Task details — Quote each line of the material verbatim, without the pictures.
═════ Input for this task
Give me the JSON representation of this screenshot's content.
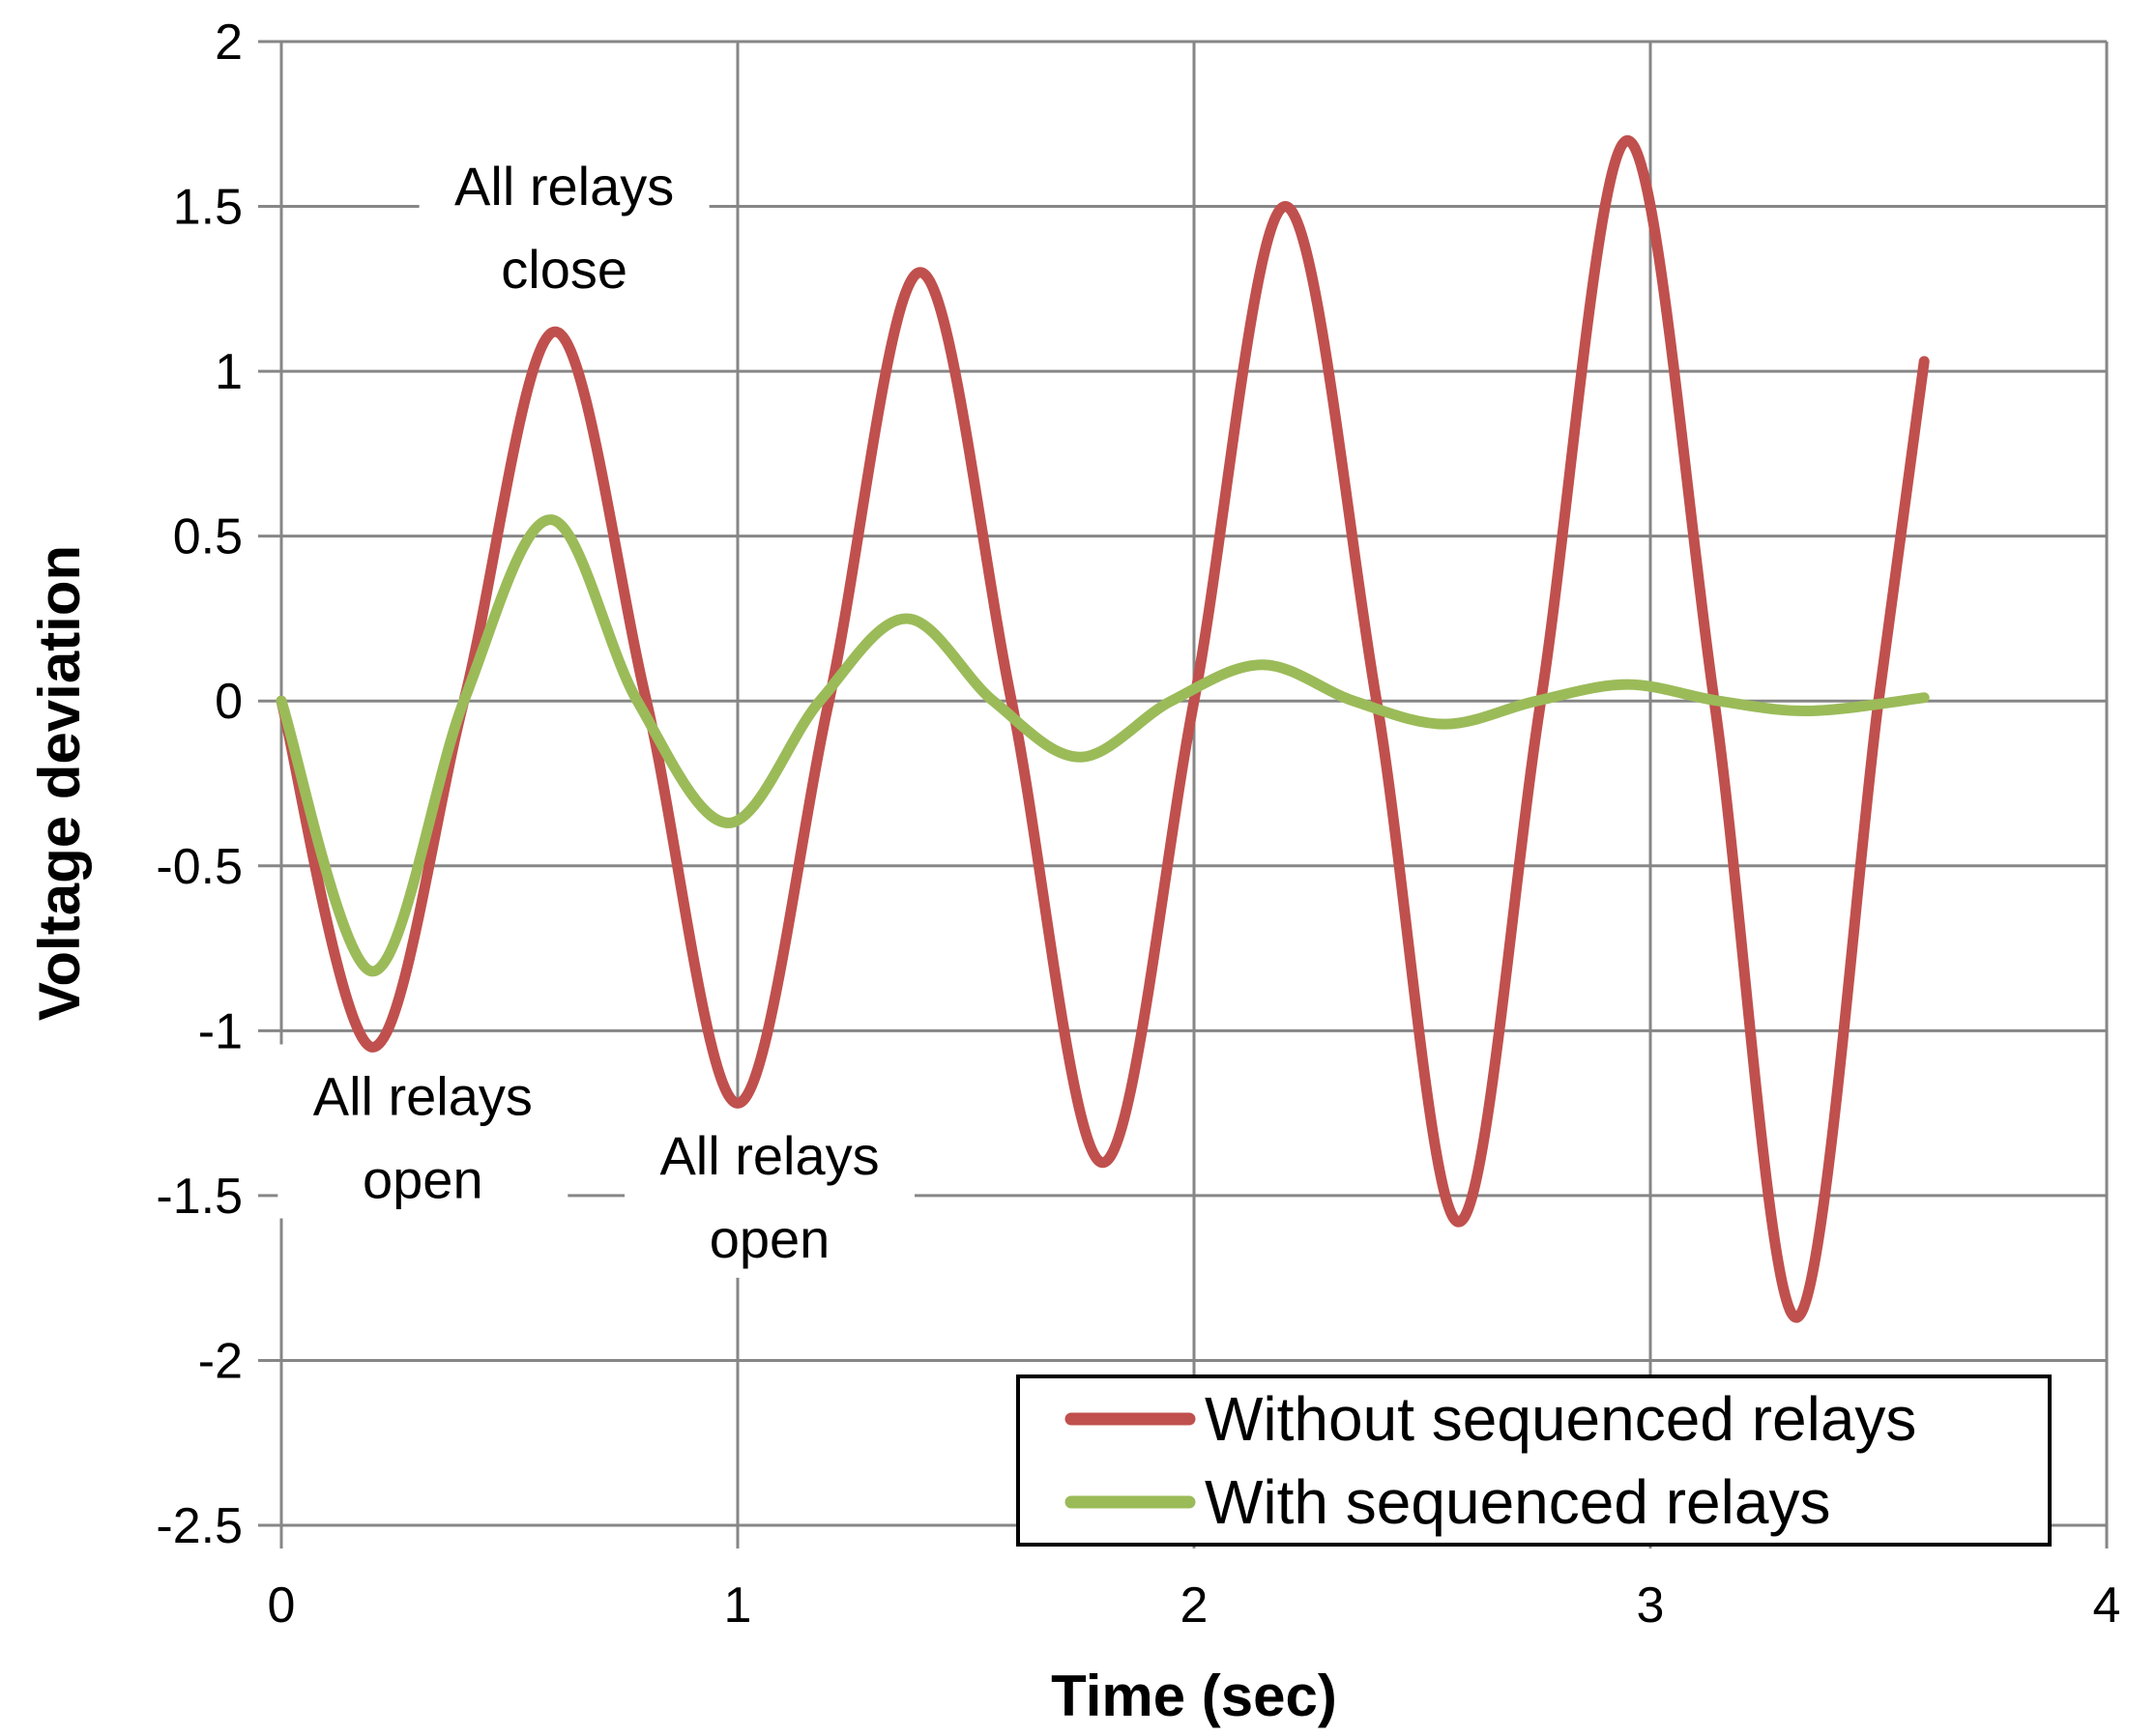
{
  "chart_data": {
    "type": "line",
    "title": "",
    "xlabel": "Time (sec)",
    "ylabel": "Voltage deviation",
    "xlim": [
      0,
      4
    ],
    "ylim": [
      -2.5,
      2
    ],
    "xticks": [
      0,
      1,
      2,
      3,
      4
    ],
    "yticks": [
      2,
      1.5,
      1,
      0.5,
      0,
      -0.5,
      -1,
      -1.5,
      -2,
      -2.5
    ],
    "xtick_labels": [
      "0",
      "1",
      "2",
      "3",
      "4"
    ],
    "ytick_labels": [
      "2",
      "1.5",
      "1",
      "0.5",
      "0",
      "-0.5",
      "-1",
      "-1.5",
      "-2",
      "-2.5"
    ],
    "grid": true,
    "legend_position": "bottom-right",
    "series": [
      {
        "name": "Without sequenced relays",
        "color": "#C0504D",
        "x": [
          0,
          0.2,
          0.4,
          0.6,
          0.8,
          1.0,
          1.2,
          1.4,
          1.6,
          1.8,
          2.0,
          2.2,
          2.4,
          2.58,
          2.76,
          2.95,
          3.14,
          3.32,
          3.5,
          3.6
        ],
        "y": [
          0,
          -1.05,
          0,
          1.12,
          0,
          -1.22,
          0,
          1.3,
          0,
          -1.4,
          0,
          1.5,
          0,
          -1.58,
          0,
          1.7,
          0,
          -1.87,
          0,
          1.03
        ]
      },
      {
        "name": "With sequenced relays",
        "color": "#9BBB59",
        "x": [
          0,
          0.2,
          0.4,
          0.59,
          0.78,
          0.98,
          1.18,
          1.37,
          1.56,
          1.75,
          1.95,
          2.15,
          2.35,
          2.55,
          2.75,
          2.95,
          3.15,
          3.35,
          3.6
        ],
        "y": [
          0,
          -0.82,
          0,
          0.55,
          0,
          -0.37,
          0,
          0.25,
          0,
          -0.17,
          0,
          0.11,
          0,
          -0.07,
          0,
          0.05,
          0,
          -0.03,
          0.01
        ]
      }
    ],
    "annotations": [
      {
        "lines": [
          "All relays",
          "close"
        ],
        "x": 0.62,
        "y": 1.44
      },
      {
        "lines": [
          "All relays",
          "open"
        ],
        "x": 0.31,
        "y": -1.32
      },
      {
        "lines": [
          "All  relays",
          "open"
        ],
        "x": 1.07,
        "y": -1.5
      }
    ]
  }
}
══════════
Task answer —
Give me the JSON representation of this screenshot's content.
{
  "chart_data": {
    "type": "line",
    "title": "",
    "xlabel": "Time (sec)",
    "ylabel": "Voltage deviation",
    "xlim": [
      0,
      4
    ],
    "ylim": [
      -2.5,
      2
    ],
    "xticks": [
      0,
      1,
      2,
      3,
      4
    ],
    "yticks": [
      2,
      1.5,
      1,
      0.5,
      0,
      -0.5,
      -1,
      -1.5,
      -2,
      -2.5
    ],
    "xtick_labels": [
      "0",
      "1",
      "2",
      "3",
      "4"
    ],
    "ytick_labels": [
      "2",
      "1.5",
      "1",
      "0.5",
      "0",
      "-0.5",
      "-1",
      "-1.5",
      "-2",
      "-2.5"
    ],
    "grid": true,
    "legend_position": "bottom-right",
    "series": [
      {
        "name": "Without sequenced relays",
        "color": "#C0504D",
        "x": [
          0,
          0.2,
          0.4,
          0.6,
          0.8,
          1.0,
          1.2,
          1.4,
          1.6,
          1.8,
          2.0,
          2.2,
          2.4,
          2.58,
          2.76,
          2.95,
          3.14,
          3.32,
          3.5,
          3.6
        ],
        "y": [
          0,
          -1.05,
          0,
          1.12,
          0,
          -1.22,
          0,
          1.3,
          0,
          -1.4,
          0,
          1.5,
          0,
          -1.58,
          0,
          1.7,
          0,
          -1.87,
          0,
          1.03
        ]
      },
      {
        "name": "With sequenced relays",
        "color": "#9BBB59",
        "x": [
          0,
          0.2,
          0.4,
          0.59,
          0.78,
          0.98,
          1.18,
          1.37,
          1.56,
          1.75,
          1.95,
          2.15,
          2.35,
          2.55,
          2.75,
          2.95,
          3.15,
          3.35,
          3.6
        ],
        "y": [
          0,
          -0.82,
          0,
          0.55,
          0,
          -0.37,
          0,
          0.25,
          0,
          -0.17,
          0,
          0.11,
          0,
          -0.07,
          0,
          0.05,
          0,
          -0.03,
          0.01
        ]
      }
    ],
    "annotations": [
      {
        "lines": [
          "All relays",
          "close"
        ],
        "x": 0.62,
        "y": 1.44
      },
      {
        "lines": [
          "All relays",
          "open"
        ],
        "x": 0.31,
        "y": -1.32
      },
      {
        "lines": [
          "All  relays",
          "open"
        ],
        "x": 1.07,
        "y": -1.5
      }
    ]
  }
}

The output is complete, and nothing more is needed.